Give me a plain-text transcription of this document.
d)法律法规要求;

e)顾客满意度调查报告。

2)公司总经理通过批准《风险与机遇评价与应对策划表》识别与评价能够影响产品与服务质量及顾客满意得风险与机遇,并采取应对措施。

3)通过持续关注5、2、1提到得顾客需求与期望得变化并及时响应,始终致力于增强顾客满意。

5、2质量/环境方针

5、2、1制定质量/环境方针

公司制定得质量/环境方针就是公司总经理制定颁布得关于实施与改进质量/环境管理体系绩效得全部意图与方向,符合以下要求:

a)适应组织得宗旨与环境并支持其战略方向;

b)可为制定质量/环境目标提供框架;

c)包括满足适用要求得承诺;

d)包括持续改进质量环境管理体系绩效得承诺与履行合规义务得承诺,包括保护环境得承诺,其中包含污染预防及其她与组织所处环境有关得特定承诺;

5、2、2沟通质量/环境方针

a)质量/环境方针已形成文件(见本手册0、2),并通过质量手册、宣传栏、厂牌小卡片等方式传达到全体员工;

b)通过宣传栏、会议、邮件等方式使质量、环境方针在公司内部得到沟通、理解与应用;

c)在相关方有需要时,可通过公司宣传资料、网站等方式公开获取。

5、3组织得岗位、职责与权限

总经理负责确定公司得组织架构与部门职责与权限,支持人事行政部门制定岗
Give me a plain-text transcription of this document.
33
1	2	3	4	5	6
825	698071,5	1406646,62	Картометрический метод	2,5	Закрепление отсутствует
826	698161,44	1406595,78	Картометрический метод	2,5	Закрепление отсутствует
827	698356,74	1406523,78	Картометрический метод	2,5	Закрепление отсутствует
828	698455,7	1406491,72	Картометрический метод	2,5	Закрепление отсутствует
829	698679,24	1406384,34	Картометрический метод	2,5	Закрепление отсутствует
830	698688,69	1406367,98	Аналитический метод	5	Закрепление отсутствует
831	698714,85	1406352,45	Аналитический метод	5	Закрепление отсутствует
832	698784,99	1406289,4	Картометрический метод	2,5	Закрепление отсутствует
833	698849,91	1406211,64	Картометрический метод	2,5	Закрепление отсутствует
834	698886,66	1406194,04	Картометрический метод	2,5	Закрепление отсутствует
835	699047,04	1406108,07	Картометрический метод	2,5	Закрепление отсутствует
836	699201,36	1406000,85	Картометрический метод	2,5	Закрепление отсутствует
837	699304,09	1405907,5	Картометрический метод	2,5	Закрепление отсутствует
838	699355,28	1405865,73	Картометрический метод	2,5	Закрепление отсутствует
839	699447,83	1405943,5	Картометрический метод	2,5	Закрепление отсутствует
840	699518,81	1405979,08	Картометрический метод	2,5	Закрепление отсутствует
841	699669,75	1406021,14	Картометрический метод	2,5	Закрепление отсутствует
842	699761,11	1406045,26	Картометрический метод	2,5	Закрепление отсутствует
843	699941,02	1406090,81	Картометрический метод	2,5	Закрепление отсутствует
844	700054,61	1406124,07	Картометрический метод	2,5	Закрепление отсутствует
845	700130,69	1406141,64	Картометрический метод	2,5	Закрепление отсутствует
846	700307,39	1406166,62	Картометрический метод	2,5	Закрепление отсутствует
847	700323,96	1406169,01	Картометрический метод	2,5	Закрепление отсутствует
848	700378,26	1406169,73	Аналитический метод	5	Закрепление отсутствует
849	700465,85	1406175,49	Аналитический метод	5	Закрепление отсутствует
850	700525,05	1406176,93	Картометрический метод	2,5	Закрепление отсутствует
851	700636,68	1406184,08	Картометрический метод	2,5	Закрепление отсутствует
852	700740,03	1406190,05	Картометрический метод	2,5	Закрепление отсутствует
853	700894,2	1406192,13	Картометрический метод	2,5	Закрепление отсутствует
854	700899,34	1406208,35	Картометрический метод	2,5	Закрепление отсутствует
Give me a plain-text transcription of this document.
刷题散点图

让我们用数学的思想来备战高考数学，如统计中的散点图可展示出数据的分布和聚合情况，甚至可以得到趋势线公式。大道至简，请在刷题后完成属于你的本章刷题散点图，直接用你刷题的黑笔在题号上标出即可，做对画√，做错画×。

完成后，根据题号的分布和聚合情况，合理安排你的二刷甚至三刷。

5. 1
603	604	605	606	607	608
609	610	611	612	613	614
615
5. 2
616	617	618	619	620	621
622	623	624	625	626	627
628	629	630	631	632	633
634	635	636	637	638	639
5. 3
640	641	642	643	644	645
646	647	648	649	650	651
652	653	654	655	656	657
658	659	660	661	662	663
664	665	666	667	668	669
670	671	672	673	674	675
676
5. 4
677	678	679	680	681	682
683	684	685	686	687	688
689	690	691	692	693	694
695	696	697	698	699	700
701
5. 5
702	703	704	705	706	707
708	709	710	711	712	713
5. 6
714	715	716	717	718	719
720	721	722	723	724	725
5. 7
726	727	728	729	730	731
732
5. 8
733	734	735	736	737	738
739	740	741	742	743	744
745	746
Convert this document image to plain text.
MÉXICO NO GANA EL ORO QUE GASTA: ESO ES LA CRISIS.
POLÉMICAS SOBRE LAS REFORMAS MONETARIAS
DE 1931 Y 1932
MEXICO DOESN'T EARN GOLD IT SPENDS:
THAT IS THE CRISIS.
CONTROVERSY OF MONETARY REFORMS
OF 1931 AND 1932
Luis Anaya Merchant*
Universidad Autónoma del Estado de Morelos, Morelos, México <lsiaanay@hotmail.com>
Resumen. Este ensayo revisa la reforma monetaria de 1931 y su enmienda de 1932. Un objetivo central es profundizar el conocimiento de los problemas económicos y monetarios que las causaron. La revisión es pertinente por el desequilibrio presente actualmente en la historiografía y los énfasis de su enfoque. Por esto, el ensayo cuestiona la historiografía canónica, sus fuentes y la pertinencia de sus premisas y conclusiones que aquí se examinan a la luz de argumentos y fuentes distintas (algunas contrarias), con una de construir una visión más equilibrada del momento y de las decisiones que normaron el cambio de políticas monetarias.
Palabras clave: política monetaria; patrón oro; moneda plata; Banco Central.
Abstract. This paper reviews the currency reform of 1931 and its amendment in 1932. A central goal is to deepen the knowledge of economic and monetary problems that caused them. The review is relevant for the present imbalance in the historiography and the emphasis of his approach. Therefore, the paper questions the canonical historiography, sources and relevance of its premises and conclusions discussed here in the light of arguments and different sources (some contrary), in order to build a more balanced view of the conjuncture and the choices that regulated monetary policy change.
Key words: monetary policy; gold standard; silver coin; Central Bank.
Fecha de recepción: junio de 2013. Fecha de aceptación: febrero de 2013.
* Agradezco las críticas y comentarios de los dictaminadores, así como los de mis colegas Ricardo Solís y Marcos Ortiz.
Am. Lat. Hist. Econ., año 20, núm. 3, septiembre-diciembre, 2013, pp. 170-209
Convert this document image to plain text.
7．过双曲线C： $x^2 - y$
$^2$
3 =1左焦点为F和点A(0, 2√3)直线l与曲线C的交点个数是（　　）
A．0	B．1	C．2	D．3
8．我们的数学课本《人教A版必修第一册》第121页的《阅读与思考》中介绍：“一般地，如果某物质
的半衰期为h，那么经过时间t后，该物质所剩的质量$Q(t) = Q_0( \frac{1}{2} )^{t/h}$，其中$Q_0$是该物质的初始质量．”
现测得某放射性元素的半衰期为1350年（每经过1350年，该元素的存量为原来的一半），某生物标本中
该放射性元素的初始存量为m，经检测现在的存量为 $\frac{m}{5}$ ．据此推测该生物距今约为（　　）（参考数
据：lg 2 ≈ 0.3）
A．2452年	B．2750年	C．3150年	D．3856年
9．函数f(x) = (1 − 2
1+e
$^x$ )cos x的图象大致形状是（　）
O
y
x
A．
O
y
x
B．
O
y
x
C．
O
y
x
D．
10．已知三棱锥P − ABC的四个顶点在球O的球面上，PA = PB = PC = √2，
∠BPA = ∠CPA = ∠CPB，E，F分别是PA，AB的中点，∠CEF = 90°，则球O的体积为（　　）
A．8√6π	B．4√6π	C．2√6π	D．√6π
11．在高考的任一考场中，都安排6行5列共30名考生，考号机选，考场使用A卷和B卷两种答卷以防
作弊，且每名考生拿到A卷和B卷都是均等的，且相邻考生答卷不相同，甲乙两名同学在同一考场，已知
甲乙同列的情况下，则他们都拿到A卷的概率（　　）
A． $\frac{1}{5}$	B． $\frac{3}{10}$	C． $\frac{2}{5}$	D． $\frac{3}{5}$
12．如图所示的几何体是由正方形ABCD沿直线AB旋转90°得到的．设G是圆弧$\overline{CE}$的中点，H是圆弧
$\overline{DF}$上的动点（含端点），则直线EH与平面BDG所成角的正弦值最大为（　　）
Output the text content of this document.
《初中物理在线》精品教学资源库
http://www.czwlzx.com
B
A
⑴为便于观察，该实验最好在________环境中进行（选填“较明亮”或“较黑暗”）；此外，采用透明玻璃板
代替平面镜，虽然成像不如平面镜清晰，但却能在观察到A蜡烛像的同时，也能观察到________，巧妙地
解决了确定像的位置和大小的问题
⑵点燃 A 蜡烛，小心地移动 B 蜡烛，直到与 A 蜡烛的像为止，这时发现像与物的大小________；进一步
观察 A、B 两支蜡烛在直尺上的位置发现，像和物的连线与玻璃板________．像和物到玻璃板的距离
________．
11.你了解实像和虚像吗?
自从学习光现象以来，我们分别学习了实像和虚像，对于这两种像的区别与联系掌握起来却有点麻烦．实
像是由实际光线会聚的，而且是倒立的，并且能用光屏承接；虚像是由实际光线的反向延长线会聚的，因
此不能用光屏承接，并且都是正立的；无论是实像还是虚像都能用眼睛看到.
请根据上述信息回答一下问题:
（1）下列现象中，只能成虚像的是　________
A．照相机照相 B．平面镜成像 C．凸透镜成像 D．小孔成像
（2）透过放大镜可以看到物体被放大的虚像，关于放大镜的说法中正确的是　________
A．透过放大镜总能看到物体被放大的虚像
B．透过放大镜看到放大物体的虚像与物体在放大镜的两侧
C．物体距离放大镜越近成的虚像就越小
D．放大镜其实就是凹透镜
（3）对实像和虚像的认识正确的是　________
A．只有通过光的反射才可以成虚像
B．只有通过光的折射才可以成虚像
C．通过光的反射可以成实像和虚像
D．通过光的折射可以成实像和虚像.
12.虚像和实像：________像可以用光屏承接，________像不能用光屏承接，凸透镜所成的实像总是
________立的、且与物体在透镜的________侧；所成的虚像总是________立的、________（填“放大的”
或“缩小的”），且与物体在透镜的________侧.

▬▬▬

▶ **What you are asked to do**:
Reproduce each line from the records that contains the word "overline".

▶ **Complete output**:
12．如图所示的几何体是由正方形ABCD沿直线AB旋转90°得到的．设G是圆弧$\overline{CE}$的中点，H是圆弧
$\overline{DF}$上的动点（含端点），则直线EH与平面BDG所成角的正弦值最大为（　　）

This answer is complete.